What the task requires:
Answer these from the polymer transport problem set:
1. What viscosity does it give for PS-100 at 200°C?
2. What exponent on molecular weight does the viscosity scaling law for entangled polymers use?
3. What viscosity does the solution calculate for PS-300?

Text:
Transport Phenomena in Polymers: Problem Set
Problem 1: The Power of Molecular Weight (Momentum Transfer)
Problem Statement
Two grades of polystyrene (PS) are used in injection molding:
- PS-100: Molecular weight M = 100,000 g/mol, viscosity η = 1,000 Pa·s at 200°C
- PS-300: Molecular weight M = 300,000 g/mol, viscosity η = ?
For entangled polymers, viscosity follows: \(\eta \propto M^{3.4}\)
a) Calculate the viscosity of PS-300
b) Which grade requires more injection pressure? By what factor?
c) Why might you still choose the high-MW grade despite processing difficulty?
Solution
Part (a): Viscosity of PS-300
Using the scaling law:
\[\frac{\eta_2}{\eta_1} = \left(\frac{M_2}{M_1}\right)^{3.4}\]
Substituting values:
\[\frac{\eta_2}{1000} = \left(\frac{300,000}{100,000}\right)^{3.4} = 3^{3.4} = 46.6\]
\[\boxed{\eta_2 = 46,600 \text{ Pa·s}}\]
Part (b): Injection Pressure Comparison
Injection pressure is proportional to viscosity (for same flow rate):
\[\boxed{\text{PS-300 requires 46.6× more pressure!}}\]
Part (c): Why Choose High-MW Grade?

Given entries:
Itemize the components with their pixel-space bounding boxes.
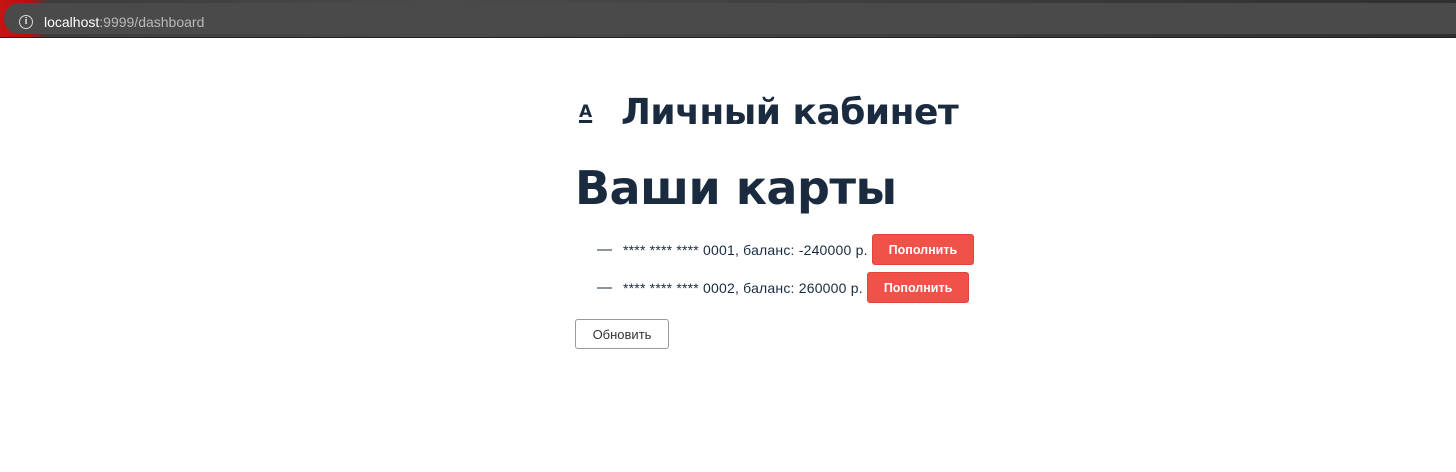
page-title: Личный кабинет [621, 92, 959, 133]
info-icon[interactable]: i [19, 15, 33, 29]
url-text[interactable]: localhost:9999/dashboard [44, 13, 204, 31]
url-path: :9999/dashboard [99, 14, 205, 30]
card-item-0002: — **** **** **** 0002, баланс: 260000 р.… [597, 272, 974, 303]
refresh-button[interactable]: Обновить [575, 319, 669, 349]
list-bullet: — [597, 279, 612, 296]
topup-button-0002[interactable]: Пополнить [866, 272, 970, 303]
list-bullet: — [597, 241, 612, 258]
cards-heading: Ваши карты [575, 161, 897, 215]
card-info: **** **** **** 0001, баланс: -240000 р. [623, 241, 868, 258]
card-list: — **** **** **** 0001, баланс: -240000 р… [597, 234, 975, 310]
address-bar[interactable]: i localhost:9999/dashboard [4, 3, 1456, 34]
url-host: localhost [44, 14, 100, 30]
browser-toolbar: i localhost:9999/dashboard [0, 0, 1456, 38]
topup-button-0001[interactable]: Пополнить [871, 234, 975, 265]
card-item-0001: — **** **** **** 0001, баланс: -240000 р… [597, 234, 975, 265]
card-info: **** **** **** 0002, баланс: 260000 р. [623, 279, 863, 296]
logo-link[interactable]: A [579, 102, 592, 122]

Worked answer:
1. 1,000 Pa·s
2. 3.4
3. 46,600 Pa·s